**Exercise prompt**
Retype every entry exactly, character for character.

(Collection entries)
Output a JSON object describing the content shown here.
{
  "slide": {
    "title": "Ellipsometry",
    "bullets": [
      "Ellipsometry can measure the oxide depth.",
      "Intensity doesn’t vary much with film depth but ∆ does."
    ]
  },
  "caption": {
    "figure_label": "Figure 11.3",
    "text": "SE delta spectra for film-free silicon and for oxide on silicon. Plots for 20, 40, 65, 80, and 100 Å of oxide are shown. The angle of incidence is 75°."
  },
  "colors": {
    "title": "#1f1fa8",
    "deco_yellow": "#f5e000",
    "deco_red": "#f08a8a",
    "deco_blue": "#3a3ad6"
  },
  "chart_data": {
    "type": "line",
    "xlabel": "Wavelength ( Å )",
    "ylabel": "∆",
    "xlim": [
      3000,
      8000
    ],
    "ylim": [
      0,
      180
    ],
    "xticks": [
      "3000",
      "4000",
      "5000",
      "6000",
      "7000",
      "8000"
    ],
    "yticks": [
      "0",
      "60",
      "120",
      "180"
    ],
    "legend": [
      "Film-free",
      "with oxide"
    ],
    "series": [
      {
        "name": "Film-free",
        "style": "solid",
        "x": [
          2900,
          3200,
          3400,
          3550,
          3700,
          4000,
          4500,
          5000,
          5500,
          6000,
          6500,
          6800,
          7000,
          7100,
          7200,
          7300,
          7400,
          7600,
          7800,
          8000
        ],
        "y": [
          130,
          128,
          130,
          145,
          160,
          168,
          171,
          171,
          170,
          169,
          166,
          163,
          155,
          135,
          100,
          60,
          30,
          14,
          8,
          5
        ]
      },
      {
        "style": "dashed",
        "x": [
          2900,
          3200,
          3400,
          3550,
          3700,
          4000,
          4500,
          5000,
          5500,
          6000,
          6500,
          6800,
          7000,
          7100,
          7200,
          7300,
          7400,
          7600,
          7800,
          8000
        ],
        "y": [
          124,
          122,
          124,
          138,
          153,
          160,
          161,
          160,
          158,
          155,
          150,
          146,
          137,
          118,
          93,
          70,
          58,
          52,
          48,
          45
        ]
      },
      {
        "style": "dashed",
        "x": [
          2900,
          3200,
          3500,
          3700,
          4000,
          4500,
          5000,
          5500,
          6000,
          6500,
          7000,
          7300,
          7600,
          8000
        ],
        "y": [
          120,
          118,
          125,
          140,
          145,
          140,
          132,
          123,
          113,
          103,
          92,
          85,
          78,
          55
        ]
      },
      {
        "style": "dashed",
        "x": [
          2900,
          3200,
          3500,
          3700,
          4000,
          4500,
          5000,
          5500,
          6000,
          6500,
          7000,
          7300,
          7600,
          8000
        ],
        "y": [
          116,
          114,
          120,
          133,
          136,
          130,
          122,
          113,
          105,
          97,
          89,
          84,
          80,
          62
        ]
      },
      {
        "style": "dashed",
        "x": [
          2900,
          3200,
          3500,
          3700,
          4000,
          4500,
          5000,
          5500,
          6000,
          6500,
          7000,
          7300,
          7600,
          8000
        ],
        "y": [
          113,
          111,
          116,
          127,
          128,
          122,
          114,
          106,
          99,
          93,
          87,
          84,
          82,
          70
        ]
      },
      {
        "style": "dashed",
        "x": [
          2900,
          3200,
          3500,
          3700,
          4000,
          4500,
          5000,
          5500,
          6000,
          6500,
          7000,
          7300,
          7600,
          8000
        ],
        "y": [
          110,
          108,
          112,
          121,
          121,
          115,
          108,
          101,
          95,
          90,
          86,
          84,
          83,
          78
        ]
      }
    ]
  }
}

**Reply to the exercise**
Output a JSON object describing the content shown here.
{
  "slide": {
    "title": "Ellipsometry",
    "bullets": [
      "Ellipsometry can measure the oxide depth.",
      "Intensity doesn’t vary much with film depth but ∆ does."
    ]
  },
  "caption": {
    "figure_label": "Figure 11.3",
    "text": "SE delta spectra for film-free silicon and for oxide on silicon. Plots for 20, 40, 65, 80, and 100 Å of oxide are shown. The angle of incidence is 75°."
  },
  "colors": {
    "title": "#1f1fa8",
    "deco_yellow": "#f5e000",
    "deco_red": "#f08a8a",
    "deco_blue": "#3a3ad6"
  },
  "chart_data": {
    "type": "line",
    "xlabel": "Wavelength ( Å )",
    "ylabel": "∆",
    "xlim": [
      3000,
      8000
    ],
    "ylim": [
      0,
      180
    ],
    "xticks": [
      "3000",
      "4000",
      "5000",
      "6000",
      "7000",
      "8000"
    ],
    "yticks": [
      "0",
      "60",
      "120",
      "180"
    ],
    "legend": [
      "Film-free",
      "with oxide"
    ],
    "series": [
      {
        "name": "Film-free",
        "style": "solid",
        "x": [
          2900,
          3200,
          3400,
          3550,
          3700,
          4000,
          4500,
          5000,
          5500,
          6000,
          6500,
          6800,
          7000,
          7100,
          7200,
          7300,
          7400,
          7600,
          7800,
          8000
        ],
        "y": [
          130,
          128,
          130,
          145,
          160,
          168,
          171,
          171,
          170,
          169,
          166,
          163,
          155,
          135,
          100,
          60,
          30,
          14,
          8,
          5
        ]
      },
      {
        "style": "dashed",
        "x": [
          2900,
          3200,
          3400,
          3550,
          3700,
          4000,
          4500,
          5000,
          5500,
          6000,
          6500,
          6800,
          7000,
          7100,
          7200,
          7300,
          7400,
          7600,
          7800,
          8000
        ],
        "y": [
          124,
          122,
          124,
          138,
          153,
          160,
          161,
          160,
          158,
          155,
          150,
          146,
          137,
          118,
          93,
          70,
          58,
          52,
          48,
          45
        ]
      },
      {
        "style": "dashed",
        "x": [
          2900,
          3200,
          3500,
          3700,
          4000,
          4500,
          5000,
          5500,
          6000,
          6500,
          7000,
          7300,
          7600,
          8000
        ],
        "y": [
          120,
          118,
          125,
          140,
          145,
          140,
          132,
          123,
          113,
          103,
          92,
          85,
          78,
          55
        ]
      },
      {
        "style": "dashed",
        "x": [
          2900,
          3200,
          3500,
          3700,
          4000,
          4500,
          5000,
          5500,
          6000,
          6500,
          7000,
          7300,
          7600,
          8000
        ],
        "y": [
          116,
          114,
          120,
          133,
          136,
          130,
          122,
          113,
          105,
          97,
          89,
          84,
          80,
          62
        ]
      },
      {
        "style": "dashed",
        "x": [
          2900,
          3200,
          3500,
          3700,
          4000,
          4500,
          5000,
          5500,
          6000,
          6500,
          7000,
          7300,
          7600,
          8000
        ],
        "y": [
          113,
          111,
          116,
          127,
          128,
          122,
          114,
          106,
          99,
          93,
          87,
          84,
          82,
          70
        ]
      },
      {
        "style": "dashed",
        "x": [
          2900,
          3200,
          3500,
          3700,
          4000,
          4500,
          5000,
          5500,
          6000,
          6500,
          7000,
          7300,
          7600,
          8000
        ],
        "y": [
          110,
          108,
          112,
          121,
          121,
          115,
          108,
          101,
          95,
          90,
          86,
          84,
          83,
          78
        ]
      }
    ]
  }
}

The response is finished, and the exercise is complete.